--- begin Records supplied ---
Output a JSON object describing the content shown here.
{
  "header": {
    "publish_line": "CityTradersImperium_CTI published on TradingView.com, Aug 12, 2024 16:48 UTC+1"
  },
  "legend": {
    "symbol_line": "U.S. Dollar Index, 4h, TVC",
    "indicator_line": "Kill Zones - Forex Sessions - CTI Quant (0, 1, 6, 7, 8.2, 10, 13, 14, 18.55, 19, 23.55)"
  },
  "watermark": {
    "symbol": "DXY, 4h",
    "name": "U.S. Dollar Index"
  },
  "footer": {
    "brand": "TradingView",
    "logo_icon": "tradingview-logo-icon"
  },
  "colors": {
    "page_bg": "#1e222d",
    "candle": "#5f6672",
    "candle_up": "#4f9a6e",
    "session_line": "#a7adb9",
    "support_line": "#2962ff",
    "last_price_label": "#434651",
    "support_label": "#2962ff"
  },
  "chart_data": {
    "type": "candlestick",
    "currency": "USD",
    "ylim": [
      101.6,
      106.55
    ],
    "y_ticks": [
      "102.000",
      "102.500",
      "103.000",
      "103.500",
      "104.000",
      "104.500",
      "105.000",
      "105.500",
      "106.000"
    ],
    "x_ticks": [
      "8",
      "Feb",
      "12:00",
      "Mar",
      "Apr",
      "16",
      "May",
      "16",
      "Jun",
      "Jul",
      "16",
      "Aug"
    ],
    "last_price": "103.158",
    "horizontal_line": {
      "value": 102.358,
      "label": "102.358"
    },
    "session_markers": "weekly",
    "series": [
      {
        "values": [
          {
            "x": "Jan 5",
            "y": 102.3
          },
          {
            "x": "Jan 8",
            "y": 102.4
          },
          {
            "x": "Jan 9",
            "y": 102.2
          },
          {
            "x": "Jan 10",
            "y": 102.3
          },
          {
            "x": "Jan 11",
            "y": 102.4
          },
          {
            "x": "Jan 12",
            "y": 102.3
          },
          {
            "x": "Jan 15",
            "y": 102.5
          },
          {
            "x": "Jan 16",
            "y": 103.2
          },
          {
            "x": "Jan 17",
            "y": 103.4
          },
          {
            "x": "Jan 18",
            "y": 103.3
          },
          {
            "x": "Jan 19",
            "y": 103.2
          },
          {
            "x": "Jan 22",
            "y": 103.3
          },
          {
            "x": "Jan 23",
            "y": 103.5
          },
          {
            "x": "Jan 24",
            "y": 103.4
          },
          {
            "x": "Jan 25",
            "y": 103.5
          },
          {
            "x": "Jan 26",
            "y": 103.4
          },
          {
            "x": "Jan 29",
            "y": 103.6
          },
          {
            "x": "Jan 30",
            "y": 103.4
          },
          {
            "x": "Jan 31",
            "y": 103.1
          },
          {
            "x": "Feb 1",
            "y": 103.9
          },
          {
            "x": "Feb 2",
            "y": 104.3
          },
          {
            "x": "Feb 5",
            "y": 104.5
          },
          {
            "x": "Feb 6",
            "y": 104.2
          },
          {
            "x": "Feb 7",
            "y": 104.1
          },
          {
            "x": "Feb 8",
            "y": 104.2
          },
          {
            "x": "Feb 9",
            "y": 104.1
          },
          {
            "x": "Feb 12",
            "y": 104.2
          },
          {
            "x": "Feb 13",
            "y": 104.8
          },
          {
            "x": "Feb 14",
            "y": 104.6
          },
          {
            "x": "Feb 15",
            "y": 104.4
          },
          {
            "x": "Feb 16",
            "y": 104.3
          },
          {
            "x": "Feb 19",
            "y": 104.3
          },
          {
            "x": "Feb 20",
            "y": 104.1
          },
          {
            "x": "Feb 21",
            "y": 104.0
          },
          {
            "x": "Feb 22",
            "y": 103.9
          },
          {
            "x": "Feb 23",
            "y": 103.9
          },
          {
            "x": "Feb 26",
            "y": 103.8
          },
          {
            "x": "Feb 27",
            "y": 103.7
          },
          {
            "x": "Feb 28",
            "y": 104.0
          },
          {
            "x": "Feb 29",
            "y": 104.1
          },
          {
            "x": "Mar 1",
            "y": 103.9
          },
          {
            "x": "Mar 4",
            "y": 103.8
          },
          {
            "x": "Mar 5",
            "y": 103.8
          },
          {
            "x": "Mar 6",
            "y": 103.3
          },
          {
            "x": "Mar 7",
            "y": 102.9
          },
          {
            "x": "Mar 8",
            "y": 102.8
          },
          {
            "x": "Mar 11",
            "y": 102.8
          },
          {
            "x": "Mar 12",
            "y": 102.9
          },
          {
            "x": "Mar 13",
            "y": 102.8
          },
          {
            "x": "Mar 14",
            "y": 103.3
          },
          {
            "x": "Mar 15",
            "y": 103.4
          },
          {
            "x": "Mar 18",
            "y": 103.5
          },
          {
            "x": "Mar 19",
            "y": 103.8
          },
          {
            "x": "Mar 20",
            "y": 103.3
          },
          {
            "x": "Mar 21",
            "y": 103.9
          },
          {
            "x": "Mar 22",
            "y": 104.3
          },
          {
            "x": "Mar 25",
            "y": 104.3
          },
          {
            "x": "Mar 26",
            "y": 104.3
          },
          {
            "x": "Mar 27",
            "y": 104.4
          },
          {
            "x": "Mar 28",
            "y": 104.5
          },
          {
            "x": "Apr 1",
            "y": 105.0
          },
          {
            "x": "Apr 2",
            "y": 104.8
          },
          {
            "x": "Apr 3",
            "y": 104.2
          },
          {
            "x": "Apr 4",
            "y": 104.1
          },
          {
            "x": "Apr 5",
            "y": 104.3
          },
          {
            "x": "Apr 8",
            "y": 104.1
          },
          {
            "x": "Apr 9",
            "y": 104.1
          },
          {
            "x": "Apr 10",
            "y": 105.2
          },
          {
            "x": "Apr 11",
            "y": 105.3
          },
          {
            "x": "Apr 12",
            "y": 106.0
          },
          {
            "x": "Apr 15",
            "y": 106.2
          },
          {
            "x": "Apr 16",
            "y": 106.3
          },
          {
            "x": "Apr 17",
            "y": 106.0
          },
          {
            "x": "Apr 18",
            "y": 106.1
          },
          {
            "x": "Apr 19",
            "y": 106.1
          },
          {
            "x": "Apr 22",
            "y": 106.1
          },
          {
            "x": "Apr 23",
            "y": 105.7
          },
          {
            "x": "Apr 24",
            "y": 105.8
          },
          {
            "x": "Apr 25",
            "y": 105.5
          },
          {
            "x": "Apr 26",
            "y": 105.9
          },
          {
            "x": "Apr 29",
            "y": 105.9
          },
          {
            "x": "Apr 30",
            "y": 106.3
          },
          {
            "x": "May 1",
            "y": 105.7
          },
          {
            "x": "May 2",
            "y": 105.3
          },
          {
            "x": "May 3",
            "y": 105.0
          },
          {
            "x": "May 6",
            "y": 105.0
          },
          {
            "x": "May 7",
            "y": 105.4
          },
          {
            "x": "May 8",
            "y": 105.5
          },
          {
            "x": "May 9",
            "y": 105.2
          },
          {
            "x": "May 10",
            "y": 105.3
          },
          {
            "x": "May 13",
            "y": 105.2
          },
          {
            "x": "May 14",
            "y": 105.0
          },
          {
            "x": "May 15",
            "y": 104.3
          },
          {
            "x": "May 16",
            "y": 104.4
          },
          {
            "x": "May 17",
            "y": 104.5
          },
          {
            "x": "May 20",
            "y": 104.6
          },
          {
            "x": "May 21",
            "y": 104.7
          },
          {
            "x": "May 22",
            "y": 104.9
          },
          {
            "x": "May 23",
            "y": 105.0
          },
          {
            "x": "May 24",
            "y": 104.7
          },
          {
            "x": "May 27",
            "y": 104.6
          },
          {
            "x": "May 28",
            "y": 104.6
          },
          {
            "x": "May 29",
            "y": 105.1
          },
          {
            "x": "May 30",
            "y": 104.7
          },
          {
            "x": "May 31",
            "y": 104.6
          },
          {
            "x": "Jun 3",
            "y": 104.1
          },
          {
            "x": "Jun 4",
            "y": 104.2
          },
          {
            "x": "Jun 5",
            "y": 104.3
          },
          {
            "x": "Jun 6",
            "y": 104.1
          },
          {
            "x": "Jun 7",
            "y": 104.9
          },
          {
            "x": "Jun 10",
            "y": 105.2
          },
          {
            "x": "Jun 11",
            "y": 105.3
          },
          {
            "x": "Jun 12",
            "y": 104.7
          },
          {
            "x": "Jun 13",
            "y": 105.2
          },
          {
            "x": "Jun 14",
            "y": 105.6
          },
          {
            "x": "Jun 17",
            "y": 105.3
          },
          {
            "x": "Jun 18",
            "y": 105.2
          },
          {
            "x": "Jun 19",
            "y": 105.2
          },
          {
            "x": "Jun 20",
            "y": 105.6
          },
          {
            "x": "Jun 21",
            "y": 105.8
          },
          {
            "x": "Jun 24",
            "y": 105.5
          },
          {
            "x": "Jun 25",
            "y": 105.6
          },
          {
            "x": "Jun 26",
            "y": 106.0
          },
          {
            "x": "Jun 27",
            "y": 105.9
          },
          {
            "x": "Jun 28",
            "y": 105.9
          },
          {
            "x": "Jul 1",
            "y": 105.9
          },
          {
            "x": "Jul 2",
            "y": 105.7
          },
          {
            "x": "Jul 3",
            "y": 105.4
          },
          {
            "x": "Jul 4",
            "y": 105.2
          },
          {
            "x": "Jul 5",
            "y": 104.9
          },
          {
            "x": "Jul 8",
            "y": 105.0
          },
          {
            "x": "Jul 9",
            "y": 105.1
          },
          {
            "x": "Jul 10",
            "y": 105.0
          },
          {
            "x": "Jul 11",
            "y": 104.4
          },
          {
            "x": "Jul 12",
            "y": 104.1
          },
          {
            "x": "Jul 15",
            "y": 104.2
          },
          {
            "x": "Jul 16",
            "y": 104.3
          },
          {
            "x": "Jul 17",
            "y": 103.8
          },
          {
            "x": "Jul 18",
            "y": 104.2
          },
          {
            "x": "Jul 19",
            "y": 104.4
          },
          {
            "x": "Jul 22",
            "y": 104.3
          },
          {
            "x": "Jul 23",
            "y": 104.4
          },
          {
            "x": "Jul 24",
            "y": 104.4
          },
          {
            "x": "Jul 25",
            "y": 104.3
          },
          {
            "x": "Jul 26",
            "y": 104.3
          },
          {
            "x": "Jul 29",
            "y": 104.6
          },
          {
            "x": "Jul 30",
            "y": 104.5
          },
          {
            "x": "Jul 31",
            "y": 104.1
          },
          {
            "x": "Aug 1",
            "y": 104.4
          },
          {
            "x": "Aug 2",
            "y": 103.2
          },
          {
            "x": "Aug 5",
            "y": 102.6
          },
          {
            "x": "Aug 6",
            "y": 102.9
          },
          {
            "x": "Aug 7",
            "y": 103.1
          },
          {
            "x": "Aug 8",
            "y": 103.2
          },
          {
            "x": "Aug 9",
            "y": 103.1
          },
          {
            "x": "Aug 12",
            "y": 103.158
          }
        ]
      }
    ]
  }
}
--- end Records supplied ---
- **The task**: Wherever the word "Index" occurs in a line of the listing, copy that line.

- **Full solution**:
    "symbol_line": "U.S. Dollar Index, 4h, TVC",
    "name": "U.S. Dollar Index"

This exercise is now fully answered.